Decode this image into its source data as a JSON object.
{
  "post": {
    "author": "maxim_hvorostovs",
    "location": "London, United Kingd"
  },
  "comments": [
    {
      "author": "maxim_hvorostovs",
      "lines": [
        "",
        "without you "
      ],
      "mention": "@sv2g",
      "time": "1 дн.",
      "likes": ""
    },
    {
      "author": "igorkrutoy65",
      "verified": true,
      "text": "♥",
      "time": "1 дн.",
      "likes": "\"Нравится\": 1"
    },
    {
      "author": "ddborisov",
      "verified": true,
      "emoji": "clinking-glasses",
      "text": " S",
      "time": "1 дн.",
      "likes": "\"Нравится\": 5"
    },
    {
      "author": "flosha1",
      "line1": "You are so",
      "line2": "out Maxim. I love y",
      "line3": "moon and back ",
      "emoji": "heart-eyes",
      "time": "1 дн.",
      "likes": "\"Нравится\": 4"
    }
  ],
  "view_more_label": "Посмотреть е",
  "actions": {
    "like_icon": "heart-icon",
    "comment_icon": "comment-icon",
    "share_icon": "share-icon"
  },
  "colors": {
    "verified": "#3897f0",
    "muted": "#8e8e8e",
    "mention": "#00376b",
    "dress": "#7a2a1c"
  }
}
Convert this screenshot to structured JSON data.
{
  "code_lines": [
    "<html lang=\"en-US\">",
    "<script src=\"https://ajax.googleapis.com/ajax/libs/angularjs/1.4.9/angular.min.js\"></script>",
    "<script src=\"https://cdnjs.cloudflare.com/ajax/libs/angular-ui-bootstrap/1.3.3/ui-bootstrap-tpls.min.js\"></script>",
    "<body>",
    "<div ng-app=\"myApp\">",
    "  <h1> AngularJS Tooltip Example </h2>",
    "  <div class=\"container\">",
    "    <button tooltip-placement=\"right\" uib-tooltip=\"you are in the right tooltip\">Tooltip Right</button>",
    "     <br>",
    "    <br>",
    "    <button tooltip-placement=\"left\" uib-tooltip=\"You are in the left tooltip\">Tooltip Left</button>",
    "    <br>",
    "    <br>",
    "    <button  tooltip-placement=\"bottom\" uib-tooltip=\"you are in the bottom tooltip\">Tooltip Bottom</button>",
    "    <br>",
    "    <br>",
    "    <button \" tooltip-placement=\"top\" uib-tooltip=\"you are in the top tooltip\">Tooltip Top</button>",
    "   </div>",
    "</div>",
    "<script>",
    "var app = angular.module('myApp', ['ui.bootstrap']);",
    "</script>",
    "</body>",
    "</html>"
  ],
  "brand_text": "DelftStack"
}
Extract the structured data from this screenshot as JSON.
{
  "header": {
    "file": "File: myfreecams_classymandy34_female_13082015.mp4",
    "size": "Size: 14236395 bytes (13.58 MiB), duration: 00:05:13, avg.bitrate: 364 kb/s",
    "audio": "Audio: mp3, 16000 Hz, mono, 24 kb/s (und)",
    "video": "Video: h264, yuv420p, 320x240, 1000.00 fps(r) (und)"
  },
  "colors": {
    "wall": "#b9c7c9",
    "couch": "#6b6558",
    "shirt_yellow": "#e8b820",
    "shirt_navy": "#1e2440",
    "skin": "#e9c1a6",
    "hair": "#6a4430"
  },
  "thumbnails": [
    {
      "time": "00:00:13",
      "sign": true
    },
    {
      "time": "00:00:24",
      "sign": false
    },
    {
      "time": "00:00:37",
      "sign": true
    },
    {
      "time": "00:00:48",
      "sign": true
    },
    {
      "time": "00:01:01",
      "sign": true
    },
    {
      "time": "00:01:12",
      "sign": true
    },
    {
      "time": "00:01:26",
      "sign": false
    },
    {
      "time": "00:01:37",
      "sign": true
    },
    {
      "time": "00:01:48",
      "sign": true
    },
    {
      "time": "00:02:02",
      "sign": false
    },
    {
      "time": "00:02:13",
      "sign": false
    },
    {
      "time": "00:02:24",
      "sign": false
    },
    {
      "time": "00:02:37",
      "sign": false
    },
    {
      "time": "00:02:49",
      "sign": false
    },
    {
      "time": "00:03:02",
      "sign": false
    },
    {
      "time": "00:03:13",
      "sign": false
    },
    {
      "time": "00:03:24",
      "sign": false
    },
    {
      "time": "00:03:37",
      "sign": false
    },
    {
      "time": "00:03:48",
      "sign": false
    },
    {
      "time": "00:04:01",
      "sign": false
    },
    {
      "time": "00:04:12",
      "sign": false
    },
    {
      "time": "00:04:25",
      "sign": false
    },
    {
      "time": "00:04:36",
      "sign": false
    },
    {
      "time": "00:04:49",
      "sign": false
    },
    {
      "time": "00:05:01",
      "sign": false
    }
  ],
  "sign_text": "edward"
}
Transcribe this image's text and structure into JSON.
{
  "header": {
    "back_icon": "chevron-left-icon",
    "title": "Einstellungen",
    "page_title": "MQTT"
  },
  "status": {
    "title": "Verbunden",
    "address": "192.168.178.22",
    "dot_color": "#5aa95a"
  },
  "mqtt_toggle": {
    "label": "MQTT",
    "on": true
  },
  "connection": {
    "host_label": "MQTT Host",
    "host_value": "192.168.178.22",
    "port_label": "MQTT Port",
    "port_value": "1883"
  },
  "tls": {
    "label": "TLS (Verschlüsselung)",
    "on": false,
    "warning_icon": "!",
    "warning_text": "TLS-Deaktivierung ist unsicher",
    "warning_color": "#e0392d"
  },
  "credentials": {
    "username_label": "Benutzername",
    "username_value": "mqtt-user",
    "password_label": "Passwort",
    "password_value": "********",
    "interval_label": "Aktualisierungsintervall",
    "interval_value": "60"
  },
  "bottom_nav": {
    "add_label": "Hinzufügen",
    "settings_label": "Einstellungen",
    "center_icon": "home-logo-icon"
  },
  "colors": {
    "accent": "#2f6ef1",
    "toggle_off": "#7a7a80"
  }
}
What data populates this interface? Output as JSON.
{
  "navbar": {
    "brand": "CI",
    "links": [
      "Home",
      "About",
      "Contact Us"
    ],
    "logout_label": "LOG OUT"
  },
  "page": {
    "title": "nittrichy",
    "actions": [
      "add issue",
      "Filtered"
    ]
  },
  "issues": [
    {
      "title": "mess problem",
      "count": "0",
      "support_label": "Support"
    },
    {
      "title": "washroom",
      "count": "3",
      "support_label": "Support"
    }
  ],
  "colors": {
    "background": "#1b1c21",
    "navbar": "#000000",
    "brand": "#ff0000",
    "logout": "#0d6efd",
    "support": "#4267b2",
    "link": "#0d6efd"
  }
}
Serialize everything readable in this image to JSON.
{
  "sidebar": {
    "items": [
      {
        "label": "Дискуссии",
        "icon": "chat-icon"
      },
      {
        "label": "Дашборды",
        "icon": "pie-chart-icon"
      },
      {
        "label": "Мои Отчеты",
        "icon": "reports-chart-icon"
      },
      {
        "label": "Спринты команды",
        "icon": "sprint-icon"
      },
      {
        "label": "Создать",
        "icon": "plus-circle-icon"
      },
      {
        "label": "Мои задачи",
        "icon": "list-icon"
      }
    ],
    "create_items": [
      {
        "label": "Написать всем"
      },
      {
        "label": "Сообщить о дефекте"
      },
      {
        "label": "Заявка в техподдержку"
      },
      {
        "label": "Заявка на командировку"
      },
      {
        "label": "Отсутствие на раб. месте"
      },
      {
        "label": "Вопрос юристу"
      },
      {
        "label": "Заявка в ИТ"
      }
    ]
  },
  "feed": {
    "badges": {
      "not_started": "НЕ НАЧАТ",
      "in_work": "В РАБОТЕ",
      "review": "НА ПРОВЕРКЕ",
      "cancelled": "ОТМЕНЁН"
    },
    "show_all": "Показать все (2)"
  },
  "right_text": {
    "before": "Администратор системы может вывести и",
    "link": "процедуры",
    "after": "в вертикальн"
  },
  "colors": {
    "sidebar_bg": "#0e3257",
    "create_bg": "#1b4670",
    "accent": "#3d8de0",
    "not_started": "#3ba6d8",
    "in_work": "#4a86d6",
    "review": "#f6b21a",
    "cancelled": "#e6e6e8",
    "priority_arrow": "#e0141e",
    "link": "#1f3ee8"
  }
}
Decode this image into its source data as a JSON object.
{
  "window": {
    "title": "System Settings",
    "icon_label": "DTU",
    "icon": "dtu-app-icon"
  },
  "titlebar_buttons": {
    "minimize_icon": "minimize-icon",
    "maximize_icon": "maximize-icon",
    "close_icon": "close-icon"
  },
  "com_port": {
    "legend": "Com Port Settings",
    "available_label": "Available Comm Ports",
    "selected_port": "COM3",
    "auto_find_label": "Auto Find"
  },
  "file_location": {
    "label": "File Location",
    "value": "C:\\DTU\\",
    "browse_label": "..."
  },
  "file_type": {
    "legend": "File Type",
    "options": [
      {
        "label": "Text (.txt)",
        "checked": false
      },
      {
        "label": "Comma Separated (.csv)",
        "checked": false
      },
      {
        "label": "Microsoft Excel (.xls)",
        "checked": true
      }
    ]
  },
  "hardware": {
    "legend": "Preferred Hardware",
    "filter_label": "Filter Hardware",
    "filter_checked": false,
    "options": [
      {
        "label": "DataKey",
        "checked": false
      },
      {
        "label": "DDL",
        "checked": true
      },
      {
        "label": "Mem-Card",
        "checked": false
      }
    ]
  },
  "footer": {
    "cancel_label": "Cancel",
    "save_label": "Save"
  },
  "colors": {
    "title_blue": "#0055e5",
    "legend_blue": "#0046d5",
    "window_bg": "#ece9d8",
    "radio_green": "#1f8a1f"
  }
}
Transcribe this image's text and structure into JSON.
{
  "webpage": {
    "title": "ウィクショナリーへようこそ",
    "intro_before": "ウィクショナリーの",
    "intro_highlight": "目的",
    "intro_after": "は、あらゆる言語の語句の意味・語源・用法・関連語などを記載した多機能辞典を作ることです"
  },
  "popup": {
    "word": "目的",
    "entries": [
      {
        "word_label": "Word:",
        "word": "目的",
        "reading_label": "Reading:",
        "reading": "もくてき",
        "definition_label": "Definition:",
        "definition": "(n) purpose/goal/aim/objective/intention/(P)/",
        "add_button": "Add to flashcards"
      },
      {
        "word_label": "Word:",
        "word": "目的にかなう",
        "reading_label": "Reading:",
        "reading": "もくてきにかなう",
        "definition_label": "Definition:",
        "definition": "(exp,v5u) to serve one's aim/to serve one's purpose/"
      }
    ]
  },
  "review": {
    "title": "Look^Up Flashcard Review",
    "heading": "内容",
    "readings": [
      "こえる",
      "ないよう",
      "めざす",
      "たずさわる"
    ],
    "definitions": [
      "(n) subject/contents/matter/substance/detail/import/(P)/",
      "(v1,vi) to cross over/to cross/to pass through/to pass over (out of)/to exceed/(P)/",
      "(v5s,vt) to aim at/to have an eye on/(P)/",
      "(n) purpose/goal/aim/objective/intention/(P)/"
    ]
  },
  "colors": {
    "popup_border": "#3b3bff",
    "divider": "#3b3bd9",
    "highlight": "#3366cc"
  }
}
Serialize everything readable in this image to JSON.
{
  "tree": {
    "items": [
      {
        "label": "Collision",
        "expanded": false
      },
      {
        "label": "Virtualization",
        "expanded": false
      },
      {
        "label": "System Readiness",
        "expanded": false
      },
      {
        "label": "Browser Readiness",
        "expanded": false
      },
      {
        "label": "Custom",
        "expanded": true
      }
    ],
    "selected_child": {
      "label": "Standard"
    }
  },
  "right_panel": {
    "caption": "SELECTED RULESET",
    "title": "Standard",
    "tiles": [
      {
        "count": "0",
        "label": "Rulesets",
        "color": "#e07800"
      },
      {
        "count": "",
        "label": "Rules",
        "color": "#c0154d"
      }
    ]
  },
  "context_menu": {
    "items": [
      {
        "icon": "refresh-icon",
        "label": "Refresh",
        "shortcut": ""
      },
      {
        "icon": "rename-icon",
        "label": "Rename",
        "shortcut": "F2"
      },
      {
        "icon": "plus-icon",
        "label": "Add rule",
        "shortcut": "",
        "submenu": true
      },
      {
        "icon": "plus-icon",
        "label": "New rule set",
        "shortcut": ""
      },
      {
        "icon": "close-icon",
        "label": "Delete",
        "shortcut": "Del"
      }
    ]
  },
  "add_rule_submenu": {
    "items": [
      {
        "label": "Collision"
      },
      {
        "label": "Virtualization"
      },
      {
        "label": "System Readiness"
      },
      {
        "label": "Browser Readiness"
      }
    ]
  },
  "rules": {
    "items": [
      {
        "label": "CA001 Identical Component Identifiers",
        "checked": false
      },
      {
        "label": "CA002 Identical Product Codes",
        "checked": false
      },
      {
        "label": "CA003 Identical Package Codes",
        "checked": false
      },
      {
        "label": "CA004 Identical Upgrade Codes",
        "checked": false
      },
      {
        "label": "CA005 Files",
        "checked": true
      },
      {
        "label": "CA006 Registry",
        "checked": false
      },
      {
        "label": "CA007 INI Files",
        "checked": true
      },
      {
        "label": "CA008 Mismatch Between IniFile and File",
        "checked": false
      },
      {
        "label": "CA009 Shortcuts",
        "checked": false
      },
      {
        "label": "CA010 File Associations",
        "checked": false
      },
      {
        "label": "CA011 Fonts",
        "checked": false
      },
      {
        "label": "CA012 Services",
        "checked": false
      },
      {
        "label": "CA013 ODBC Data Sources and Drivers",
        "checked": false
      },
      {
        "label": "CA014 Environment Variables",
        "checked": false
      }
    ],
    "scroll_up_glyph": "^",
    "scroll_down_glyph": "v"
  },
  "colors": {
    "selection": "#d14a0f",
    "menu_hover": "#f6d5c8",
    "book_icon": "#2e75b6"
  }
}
※ ※ ※
> TASK GOAL: Go through the material and select each line with the string "libs" in it.

> SOLVED EXERCISE:
    "<script src=\"https://ajax.googleapis.com/ajax/libs/angularjs/1.4.9/angular.min.js\"></script>",
    "<script src=\"https://cdnjs.cloudflare.com/ajax/libs/angular-ui-bootstrap/1.3.3/ui-bootstrap-tpls.min.js\"></script>",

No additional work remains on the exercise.